◆ GOAL ◆
Find and copy each line of the records where the string "Active" shows up.

◆ SUPPLIED MATERIAL ◆
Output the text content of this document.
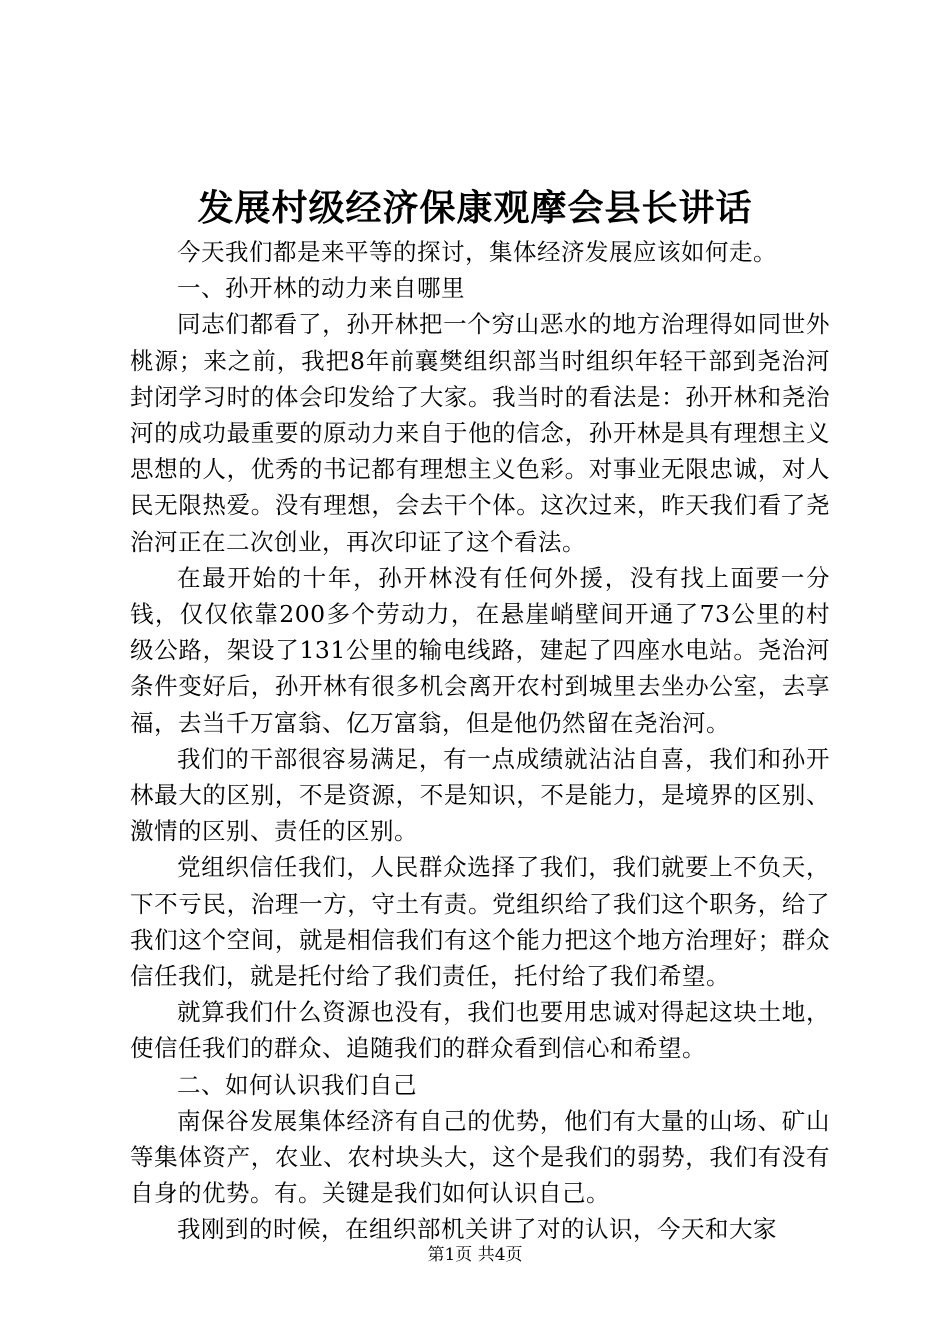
发展村级经济保康观摩会县长讲话

今天我们都是来平等的探讨，集体经济发展应该如何走。

一、孙开林的动力来自哪里

同志们都看了，孙开林把一个穷山恶水的地方治理得如同世外桃源；来之前，我把8年前襄樊组织部当时组织年轻干部到尧治河封闭学习时的体会印发给了大家。我当时的看法是：孙开林和尧治河的成功最重要的原动力来自于他的信念，孙开林是具有理想主义思想的人，优秀的书记都有理想主义色彩。对事业无限忠诚，对人民无限热爱。没有理想，会去干个体。这次过来，昨天我们看了尧治河正在二次创业，再次印证了这个看法。

在最开始的十年，孙开林没有任何外援，没有找上面要一分钱，仅仅依靠200多个劳动力，在悬崖峭壁间开通了73公里的村级公路，架设了131公里的输电线路，建起了四座水电站。尧治河条件变好后，孙开林有很多机会离开农村到城里去坐办公室，去享福，去当千万富翁、亿万富翁，但是他仍然留在尧治河。

我们的干部很容易满足，有一点成绩就沾沾自喜，我们和孙开林最大的区别，不是资源，不是知识，不是能力，是境界的区别、激情的区别、责任的区别。

党组织信任我们，人民群众选择了我们，我们就要上不负天，下不亏民，治理一方，守土有责。党组织给了我们这个职务，给了我们这个空间，就是相信我们有这个能力把这个地方治理好；群众信任我们，就是托付给了我们责任，托付给了我们希望。

就算我们什么资源也没有，我们也要用忠诚对得起这块土地，使信任我们的群众、追随我们的群众看到信心和希望。

二、如何认识我们自己

南保谷发展集体经济有自己的优势，他们有大量的山场、矿山等集体资产，农业、农村块头大，这个是我们的弱势，我们有没有自身的优势。有。关键是我们如何认识自己。

我刚到的时候，在组织部机关讲了对的认识，今天和大家

第1页 共4页
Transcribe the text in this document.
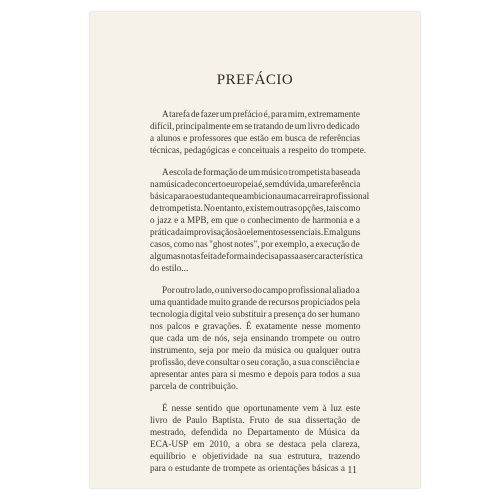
PREFÁCIO
A tarefa de fazer um prefácio é, para mim, extremamente
difícil, principalmente em se tratando de um livro dedicado
a alunos e professores que estão em busca de referências
técnicas, pedagógicas e conceituais a respeito do trompete.
A escola de formação de um músico trompetista baseada
na música de concerto europeia é, sem dúvida, uma referência
básica para o estudante que ambiciona uma carreira profissional
de trompetista. No entanto, existem outras opções, tais como
o jazz e a MPB, em que o conhecimento de harmonia e a
prática da improvisação são elementos essenciais. Em alguns
casos, como nas "ghost notes", por exemplo, a execução de
algumas notas feita de forma indecisa passa a ser característica
do estilo...
Por outro lado, o universo do campo profissional aliado a
uma quantidade muito grande de recursos propiciados pela
tecnologia digital veio substituir a presença do ser humano
nos palcos e gravações. É exatamente nesse momento
que cada um de nós, seja ensinando trompete ou outro
instrumento, seja por meio da música ou qualquer outra
profissão, deve consultar o seu coração, a sua consciência e
apresentar antes para si mesmo e depois para todos a sua
parcela de contribuição.
É nesse sentido que oportunamente vem à luz este
livro de Paulo Baptista. Fruto de sua dissertação de
mestrado, defendida no Departamento de Música da
ECA-USP em 2010, a obra se destaca pela clareza,
equilíbrio e objetividade na sua estrutura, trazendo
para o estudante de trompete as orientações básicas a 11
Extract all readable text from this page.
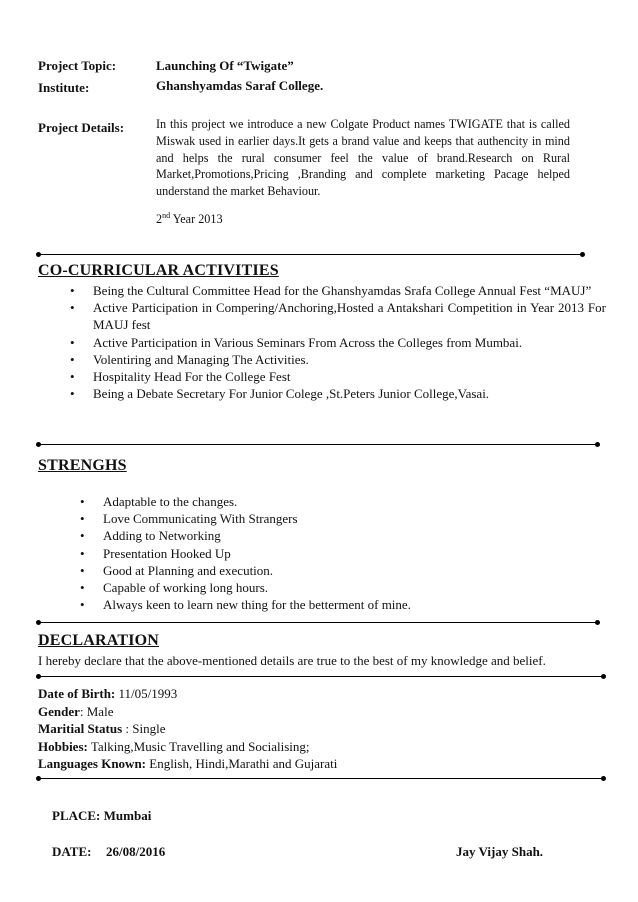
Project Topic:	Launching Of “Twigate”
Institute:	Ghanshyamdas Saraf College.
Project Details:	In this project we introduce a new Colgate Product names TWIGATE that is called Miswak used in earlier days.It gets a brand value and keeps that authencity in mind and helps the rural consumer feel the value of brand.Research on Rural Market,Promotions,Pricing ,Branding and complete marketing Pacage helped understand the market Behaviour.
2nd Year 2013
CO-CURRICULAR ACTIVITIES
• Being the Cultural Committee Head for the Ghanshyamdas Srafa College Annual Fest “MAUJ”
• Active Participation in Compering/Anchoring,Hosted a Antakshari Competition in Year 2013 For MAUJ fest
• Active Participation in Various Seminars From Across the Colleges from Mumbai.
• Volentiring and Managing The Activities.
• Hospitality Head For the College Fest
• Being a Debate Secretary For Junior Colege ,St.Peters Junior College,Vasai.
STRENGHS
• Adaptable to the changes.
• Love Communicating With Strangers
• Adding to Networking
• Presentation Hooked Up
• Good at Planning and execution.
• Capable of working long hours.
• Always keen to learn new thing for the betterment of mine.
DECLARATION
I hereby declare that the above-mentioned details are true to the best of my knowledge and belief.
Date of Birth: 11/05/1993
Gender: Male
Maritial Status : Single
Hobbies: Talking,Music Travelling and Socialising;
Languages Known: English, Hindi,Marathi and Gujarati
PLACE: Mumbai
DATE: 26/08/2016	Jay Vijay Shah.
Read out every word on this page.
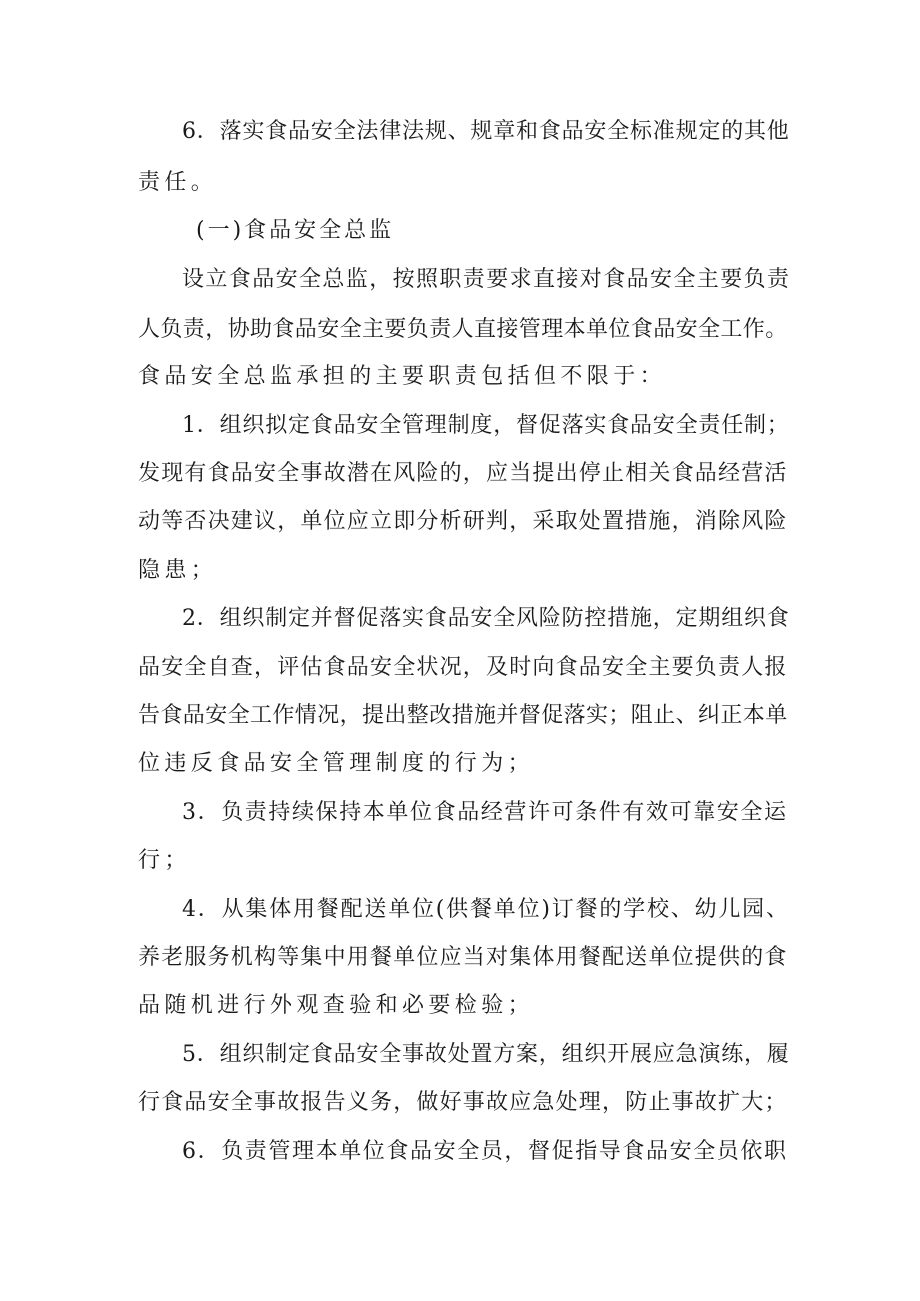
6．落实食品安全法律法规、规章和食品安全标准规定的其他
责任。
(一)食品安全总监
设立食品安全总监，按照职责要求直接对食品安全主要负责
人负责，协助食品安全主要负责人直接管理本单位食品安全工作。
食品安全总监承担的主要职责包括但不限于：
1．组织拟定食品安全管理制度，督促落实食品安全责任制；
发现有食品安全事故潜在风险的，应当提出停止相关食品经营活
动等否决建议，单位应立即分析研判，采取处置措施，消除风险
隐患；
2．组织制定并督促落实食品安全风险防控措施，定期组织食
品安全自查，评估食品安全状况，及时向食品安全主要负责人报
告食品安全工作情况，提出整改措施并督促落实；阻止、纠正本单
位违反食品安全管理制度的行为；
3．负责持续保持本单位食品经营许可条件有效可靠安全运
行；
4．从集体用餐配送单位(供餐单位)订餐的学校、幼儿园、
养老服务机构等集中用餐单位应当对集体用餐配送单位提供的食
品随机进行外观查验和必要检验；
5．组织制定食品安全事故处置方案，组织开展应急演练，履
行食品安全事故报告义务，做好事故应急处理，防止事故扩大；
6．负责管理本单位食品安全员，督促指导食品安全员依职
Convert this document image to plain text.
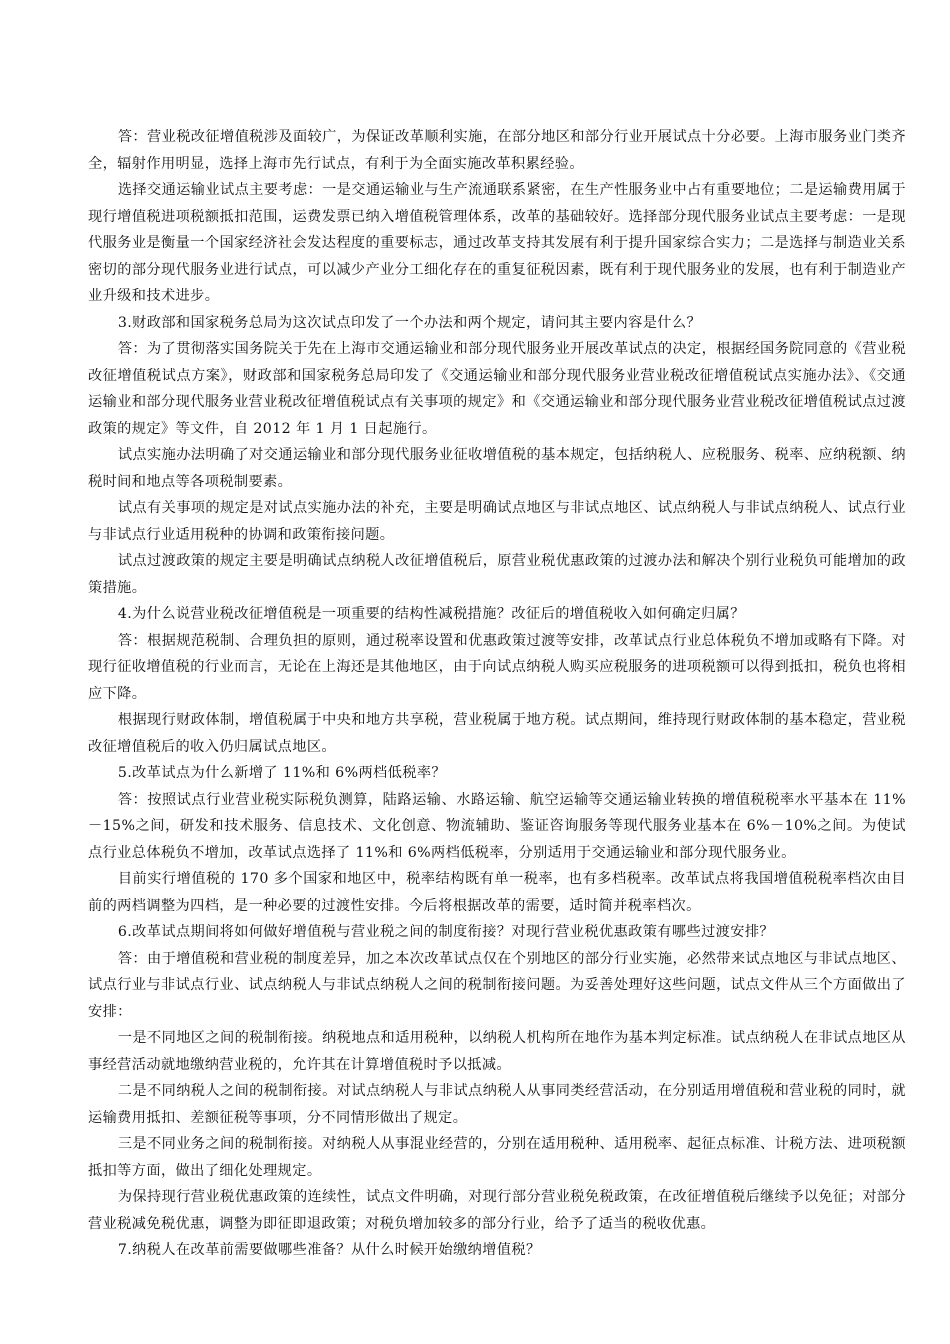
答：营业税改征增值税涉及面较广，为保证改革顺利实施，在部分地区和部分行业开展试点十分必要。上海市服务业门类齐全，辐射作用明显，选择上海市先行试点，有利于为全面实施改革积累经验。

选择交通运输业试点主要考虑：一是交通运输业与生产流通联系紧密，在生产性服务业中占有重要地位；二是运输费用属于现行增值税进项税额抵扣范围，运费发票已纳入增值税管理体系，改革的基础较好。选择部分现代服务业试点主要考虑：一是现代服务业是衡量一个国家经济社会发达程度的重要标志，通过改革支持其发展有利于提升国家综合实力；二是选择与制造业关系密切的部分现代服务业进行试点，可以减少产业分工细化存在的重复征税因素，既有利于现代服务业的发展，也有利于制造业产业升级和技术进步。

3.财政部和国家税务总局为这次试点印发了一个办法和两个规定，请问其主要内容是什么？

答：为了贯彻落实国务院关于先在上海市交通运输业和部分现代服务业开展改革试点的决定，根据经国务院同意的《营业税改征增值税试点方案》，财政部和国家税务总局印发了《交通运输业和部分现代服务业营业税改征增值税试点实施办法》、《交通运输业和部分现代服务业营业税改征增值税试点有关事项的规定》和《交通运输业和部分现代服务业营业税改征增值税试点过渡政策的规定》等文件，自 2012 年 1 月 1 日起施行。

试点实施办法明确了对交通运输业和部分现代服务业征收增值税的基本规定，包括纳税人、应税服务、税率、应纳税额、纳税时间和地点等各项税制要素。

试点有关事项的规定是对试点实施办法的补充，主要是明确试点地区与非试点地区、试点纳税人与非试点纳税人、试点行业与非试点行业适用税种的协调和政策衔接问题。

试点过渡政策的规定主要是明确试点纳税人改征增值税后，原营业税优惠政策的过渡办法和解决个别行业税负可能增加的政策措施。

4.为什么说营业税改征增值税是一项重要的结构性减税措施？改征后的增值税收入如何确定归属？

答：根据规范税制、合理负担的原则，通过税率设置和优惠政策过渡等安排，改革试点行业总体税负不增加或略有下降。对现行征收增值税的行业而言，无论在上海还是其他地区，由于向试点纳税人购买应税服务的进项税额可以得到抵扣，税负也将相应下降。

根据现行财政体制，增值税属于中央和地方共享税，营业税属于地方税。试点期间，维持现行财政体制的基本稳定，营业税改征增值税后的收入仍归属试点地区。

5.改革试点为什么新增了 11%和 6%两档低税率？

答：按照试点行业营业税实际税负测算，陆路运输、水路运输、航空运输等交通运输业转换的增值税税率水平基本在 11%－15%之间，研发和技术服务、信息技术、文化创意、物流辅助、鉴证咨询服务等现代服务业基本在 6%－10%之间。为使试点行业总体税负不增加，改革试点选择了 11%和 6%两档低税率，分别适用于交通运输业和部分现代服务业。

目前实行增值税的 170 多个国家和地区中，税率结构既有单一税率，也有多档税率。改革试点将我国增值税税率档次由目前的两档调整为四档，是一种必要的过渡性安排。今后将根据改革的需要，适时简并税率档次。

6.改革试点期间将如何做好增值税与营业税之间的制度衔接？对现行营业税优惠政策有哪些过渡安排？

答：由于增值税和营业税的制度差异，加之本次改革试点仅在个别地区的部分行业实施，必然带来试点地区与非试点地区、试点行业与非试点行业、试点纳税人与非试点纳税人之间的税制衔接问题。为妥善处理好这些问题，试点文件从三个方面做出了安排：

一是不同地区之间的税制衔接。纳税地点和适用税种，以纳税人机构所在地作为基本判定标准。试点纳税人在非试点地区从事经营活动就地缴纳营业税的，允许其在计算增值税时予以抵减。

二是不同纳税人之间的税制衔接。对试点纳税人与非试点纳税人从事同类经营活动，在分别适用增值税和营业税的同时，就运输费用抵扣、差额征税等事项，分不同情形做出了规定。

三是不同业务之间的税制衔接。对纳税人从事混业经营的，分别在适用税种、适用税率、起征点标准、计税方法、进项税额抵扣等方面，做出了细化处理规定。

为保持现行营业税优惠政策的连续性，试点文件明确，对现行部分营业税免税政策，在改征增值税后继续予以免征；对部分营业税减免税优惠，调整为即征即退政策；对税负增加较多的部分行业，给予了适当的税收优惠。

7.纳税人在改革前需要做哪些准备？从什么时候开始缴纳增值税？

◆ ANSWER ◆
• Active Participation in Compering/Anchoring,Hosted a Antakshari Competition in Year 2013 For MAUJ fest
• Active Participation in Various Seminars From Across the Colleges from Mumbai.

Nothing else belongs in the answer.